### Задание a
Воспроизведите без изменений записи от самого начала до строки с «toast-message: 发生了未知错误。 [1356, 193, 1516, 217]» включительно.

### Фрагмент документа

Читаем Ренессанс. У истоков современности полностью

Поджо не любил монахов. Он лично знал несколько черноризцев, высоконравственных и образованных. Но в целом он считал их людьми суеверными, невежественными и необратимо ленивыми. По его мнению, монастыри служили притоном для тех, кто обреченно не приспособлен для жизни в нормальном мире. Дворяне отсылали туда сыновей, слабых здоровьем, неудачников и вообще ни на что не пригодных, купцы спроваживали детей-паралитиков и слабоумных, крестьяне избавлялись от лишних ртов. Наиболее крепкие из иноков могли по крайней мере работать в монастырских садах, на огородах и в прилегающих полях, как это было принято в прежние суровые времена. В основном же монахи в представлении Поджо являли собой стадо бездельников. За толстыми стенами обителей эти паразиты лишь только молились и проедали доходы, заработанные теми, кто неустанно трудился в обширных монастырских земельных владениях. Церковь была крупнейшим землевладельцем, богаче любого помещика, и обладала властью для того, чтобы определять и ренты, и другие права и привилегии. Когда новый епископ Хильдесхайма после избрания попросил показать ему библиотеку епархии, его провели в оружейный зал и продемонстрировали копья, пики и боевые топоры, висевшие на стенах17. Епископу сказали: этими «книгами» завоеваны права епископства, и они же защитят его, если надо. Нечасто обитателей монастырей призывали к оружию. Но они, сидя в своих кельях и подсчитывая доходы, знали, как это знали и арендаторы, что в случае необходимости всегда можно пустить в ход грубую силу.

С друзьями в курии Поджо любил делиться шутками по поводу корыстолюбия, глупости и сексуальной озабоченности монахов. Он не верил в их благочестие. «В своем существовании они уподобляются кузнечикам, стрекочущим в траве, – писал Поджо. – И я не могу не думать о том, что им слишком много платят за стрекотание»18. Даже жесткая монастырская духовная дисциплина казалась ему ничтожным бременем в сравнении с действительно тяжелой работой в поле: «Они превозносят свои труды чуть ли не как подвиги Геракла, потому что поднимаются ночами, чтобы прочесть молитвы во славу Господа. Безусловно, всяческого уважения заслуживают их упражнения в пении псалмов. Но что бы они сказали, если бы их заставляли рано подниматься и пахать, подобно крестьянину, в дождь и ветер, босоногими, едва прикрытыми лохмотьями?» Вся идея монашества представлялась ему от начала до конца ханжеской.

Однако все эти чувства Поджо, естественно, таил в глубине души. Он презирал монашество, но прекрасно понимал его. Он знал, куда именно должен пойти в монастыре и какие слова произнести, чтобы перед ним открылись двери и ему дали в руки то, что нужно. Более того, Поджо отлично знал, как должны выглядеть и как были сделаны предметы, которые он искал. Хотя Поджо и считал монашество проявлением лености, он понимал и то, что желанные ценности сохранились только благодаря кропотливым, самоотверженным и многовековым усилиям этой уникальной организации человеческого общежития.

(Данные, извлеченные из коллекции)

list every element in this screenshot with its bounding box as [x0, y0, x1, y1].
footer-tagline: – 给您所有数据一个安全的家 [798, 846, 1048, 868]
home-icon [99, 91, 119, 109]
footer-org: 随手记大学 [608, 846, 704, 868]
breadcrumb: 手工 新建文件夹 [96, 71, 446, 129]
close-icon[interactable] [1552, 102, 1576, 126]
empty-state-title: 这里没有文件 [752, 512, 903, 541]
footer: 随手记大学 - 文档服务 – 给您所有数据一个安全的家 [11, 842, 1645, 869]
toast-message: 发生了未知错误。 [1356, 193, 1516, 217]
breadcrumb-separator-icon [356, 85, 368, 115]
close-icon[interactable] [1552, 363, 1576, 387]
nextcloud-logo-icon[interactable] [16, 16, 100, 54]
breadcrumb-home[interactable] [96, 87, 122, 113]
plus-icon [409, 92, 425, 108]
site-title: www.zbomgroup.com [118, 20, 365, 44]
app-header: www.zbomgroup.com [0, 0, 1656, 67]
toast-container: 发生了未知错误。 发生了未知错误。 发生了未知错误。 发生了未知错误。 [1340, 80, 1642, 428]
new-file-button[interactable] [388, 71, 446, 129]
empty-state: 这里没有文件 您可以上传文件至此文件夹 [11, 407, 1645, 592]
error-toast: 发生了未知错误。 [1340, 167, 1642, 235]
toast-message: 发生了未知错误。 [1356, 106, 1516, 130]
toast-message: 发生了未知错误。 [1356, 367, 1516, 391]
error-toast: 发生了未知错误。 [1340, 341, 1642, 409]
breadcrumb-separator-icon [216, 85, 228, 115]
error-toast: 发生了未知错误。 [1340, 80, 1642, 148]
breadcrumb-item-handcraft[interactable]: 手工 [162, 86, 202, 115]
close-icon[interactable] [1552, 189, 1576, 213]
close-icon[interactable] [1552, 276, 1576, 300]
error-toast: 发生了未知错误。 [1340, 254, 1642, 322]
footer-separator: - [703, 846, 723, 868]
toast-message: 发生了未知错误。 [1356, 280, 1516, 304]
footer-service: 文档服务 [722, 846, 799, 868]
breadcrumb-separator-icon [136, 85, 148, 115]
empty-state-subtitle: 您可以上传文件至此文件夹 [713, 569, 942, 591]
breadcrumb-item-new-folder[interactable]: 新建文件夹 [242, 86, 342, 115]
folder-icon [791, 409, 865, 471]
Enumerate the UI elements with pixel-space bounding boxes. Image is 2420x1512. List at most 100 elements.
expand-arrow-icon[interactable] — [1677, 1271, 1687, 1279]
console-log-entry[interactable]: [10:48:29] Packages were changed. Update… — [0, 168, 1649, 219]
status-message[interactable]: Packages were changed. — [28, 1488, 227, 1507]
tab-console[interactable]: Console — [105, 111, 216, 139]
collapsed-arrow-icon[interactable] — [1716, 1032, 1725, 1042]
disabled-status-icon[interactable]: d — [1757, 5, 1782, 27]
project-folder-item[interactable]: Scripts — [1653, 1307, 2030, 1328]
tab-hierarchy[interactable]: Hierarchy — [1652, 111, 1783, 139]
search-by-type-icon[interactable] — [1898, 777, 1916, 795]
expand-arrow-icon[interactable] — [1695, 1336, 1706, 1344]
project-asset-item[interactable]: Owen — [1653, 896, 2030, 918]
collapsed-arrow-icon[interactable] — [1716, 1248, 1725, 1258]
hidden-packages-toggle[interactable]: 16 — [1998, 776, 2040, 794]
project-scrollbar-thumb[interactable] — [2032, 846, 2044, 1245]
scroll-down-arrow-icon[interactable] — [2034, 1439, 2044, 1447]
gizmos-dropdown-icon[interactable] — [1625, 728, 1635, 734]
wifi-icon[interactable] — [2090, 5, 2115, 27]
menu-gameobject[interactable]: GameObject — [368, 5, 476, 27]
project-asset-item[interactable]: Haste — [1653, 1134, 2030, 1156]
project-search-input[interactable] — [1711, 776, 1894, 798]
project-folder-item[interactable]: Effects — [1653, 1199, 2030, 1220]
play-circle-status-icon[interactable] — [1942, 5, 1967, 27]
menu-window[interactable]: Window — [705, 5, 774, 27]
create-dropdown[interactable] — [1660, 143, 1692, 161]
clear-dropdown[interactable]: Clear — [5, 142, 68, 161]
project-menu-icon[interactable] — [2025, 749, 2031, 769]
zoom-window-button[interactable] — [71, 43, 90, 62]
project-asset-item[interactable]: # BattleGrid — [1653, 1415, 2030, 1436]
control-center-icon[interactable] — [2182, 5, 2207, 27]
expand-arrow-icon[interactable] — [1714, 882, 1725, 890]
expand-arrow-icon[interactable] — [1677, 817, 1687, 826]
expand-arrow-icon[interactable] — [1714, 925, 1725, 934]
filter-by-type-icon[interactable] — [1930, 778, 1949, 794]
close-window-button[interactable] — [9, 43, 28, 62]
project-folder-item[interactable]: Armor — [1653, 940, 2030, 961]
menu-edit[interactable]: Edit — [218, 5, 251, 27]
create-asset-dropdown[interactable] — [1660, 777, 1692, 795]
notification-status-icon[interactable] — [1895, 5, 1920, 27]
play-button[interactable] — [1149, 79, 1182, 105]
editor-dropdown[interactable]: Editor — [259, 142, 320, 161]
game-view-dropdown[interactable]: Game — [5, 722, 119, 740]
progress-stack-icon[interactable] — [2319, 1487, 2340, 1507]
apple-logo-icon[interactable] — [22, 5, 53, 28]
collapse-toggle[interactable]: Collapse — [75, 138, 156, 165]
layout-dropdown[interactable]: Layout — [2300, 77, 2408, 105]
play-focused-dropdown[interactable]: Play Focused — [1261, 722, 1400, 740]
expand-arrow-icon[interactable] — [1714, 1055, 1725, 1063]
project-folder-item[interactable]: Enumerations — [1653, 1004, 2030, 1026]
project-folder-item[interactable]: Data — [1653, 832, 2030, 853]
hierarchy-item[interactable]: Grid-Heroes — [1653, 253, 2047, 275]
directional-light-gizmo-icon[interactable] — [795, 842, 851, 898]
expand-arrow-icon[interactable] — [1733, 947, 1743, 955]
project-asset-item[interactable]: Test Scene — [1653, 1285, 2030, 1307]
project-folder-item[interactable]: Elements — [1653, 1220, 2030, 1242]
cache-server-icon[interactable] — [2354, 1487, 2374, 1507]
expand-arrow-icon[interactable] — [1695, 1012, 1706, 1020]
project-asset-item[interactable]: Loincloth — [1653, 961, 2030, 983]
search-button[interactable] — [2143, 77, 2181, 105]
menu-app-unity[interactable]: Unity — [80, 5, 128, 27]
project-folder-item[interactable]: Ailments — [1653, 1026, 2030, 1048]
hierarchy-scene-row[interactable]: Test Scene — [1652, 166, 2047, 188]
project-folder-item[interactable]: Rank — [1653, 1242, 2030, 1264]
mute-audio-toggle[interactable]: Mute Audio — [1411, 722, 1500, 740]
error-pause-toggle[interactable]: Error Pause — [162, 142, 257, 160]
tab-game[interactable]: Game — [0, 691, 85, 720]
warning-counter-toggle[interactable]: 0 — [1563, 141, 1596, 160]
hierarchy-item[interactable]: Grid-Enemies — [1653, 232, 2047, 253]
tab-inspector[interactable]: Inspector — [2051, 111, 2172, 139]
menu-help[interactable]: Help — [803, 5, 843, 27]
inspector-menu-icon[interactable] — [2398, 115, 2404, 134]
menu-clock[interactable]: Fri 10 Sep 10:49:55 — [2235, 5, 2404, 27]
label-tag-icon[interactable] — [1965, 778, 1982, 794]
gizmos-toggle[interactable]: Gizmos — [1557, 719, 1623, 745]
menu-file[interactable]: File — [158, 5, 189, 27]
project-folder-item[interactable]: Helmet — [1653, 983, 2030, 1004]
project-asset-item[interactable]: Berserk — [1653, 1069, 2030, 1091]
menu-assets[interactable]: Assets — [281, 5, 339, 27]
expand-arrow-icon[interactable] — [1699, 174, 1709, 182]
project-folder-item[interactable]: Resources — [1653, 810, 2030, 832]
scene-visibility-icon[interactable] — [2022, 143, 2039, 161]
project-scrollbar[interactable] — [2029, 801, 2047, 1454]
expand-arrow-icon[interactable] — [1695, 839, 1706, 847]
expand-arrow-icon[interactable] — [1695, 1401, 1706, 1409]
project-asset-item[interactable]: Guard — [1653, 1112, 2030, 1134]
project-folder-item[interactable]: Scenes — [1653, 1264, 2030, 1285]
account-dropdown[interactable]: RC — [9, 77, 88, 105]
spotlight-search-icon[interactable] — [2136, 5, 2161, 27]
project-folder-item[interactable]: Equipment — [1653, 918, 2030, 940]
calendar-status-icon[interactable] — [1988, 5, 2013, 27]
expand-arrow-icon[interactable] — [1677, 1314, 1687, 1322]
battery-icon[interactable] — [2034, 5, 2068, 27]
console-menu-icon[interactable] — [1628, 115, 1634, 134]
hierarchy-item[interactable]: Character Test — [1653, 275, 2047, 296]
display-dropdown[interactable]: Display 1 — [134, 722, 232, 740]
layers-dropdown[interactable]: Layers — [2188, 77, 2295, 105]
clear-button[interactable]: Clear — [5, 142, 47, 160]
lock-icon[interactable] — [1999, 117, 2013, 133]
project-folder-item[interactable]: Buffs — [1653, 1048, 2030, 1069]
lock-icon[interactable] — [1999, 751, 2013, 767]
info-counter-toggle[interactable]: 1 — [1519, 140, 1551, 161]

### Задание b
Перескажите короче, в виде списка, абзац фрагмента о Поджо, начинающийся словами «С друзьями в курии», сохранив его главные факты.

### Правильный ответ a
list every element in this screenshot with its bounding box as [x0, y0, x1, y1].
footer-tagline: – 给您所有数据一个安全的家 [798, 846, 1048, 868]
home-icon [99, 91, 119, 109]
footer-org: 随手记大学 [608, 846, 704, 868]
breadcrumb: 手工 新建文件夹 [96, 71, 446, 129]
close-icon[interactable] [1552, 102, 1576, 126]
empty-state-title: 这里没有文件 [752, 512, 903, 541]
footer: 随手记大学 - 文档服务 – 给您所有数据一个安全的家 [11, 842, 1645, 869]
toast-message: 发生了未知错误。 [1356, 193, 1516, 217]

### Правильный ответ b
- С друзьями в курии Поджо шутил о корыстолюбии, глупости и сексуальной озабоченности монахов.
- В их благочестие он не верил. Он сравнивал монахов с кузнечиками, стрекочущими в траве, и считал, что им слишком много платят за стрекотание.
- Строгая монастырская дисциплина, в том числе ночные молитвы и пение псалмов, казалась ему ничтожным бременем рядом с тяжелым трудом крестьянина, который пашет в дождь и ветер.
- Саму идею монашества он считал от начала до конца ханжеской.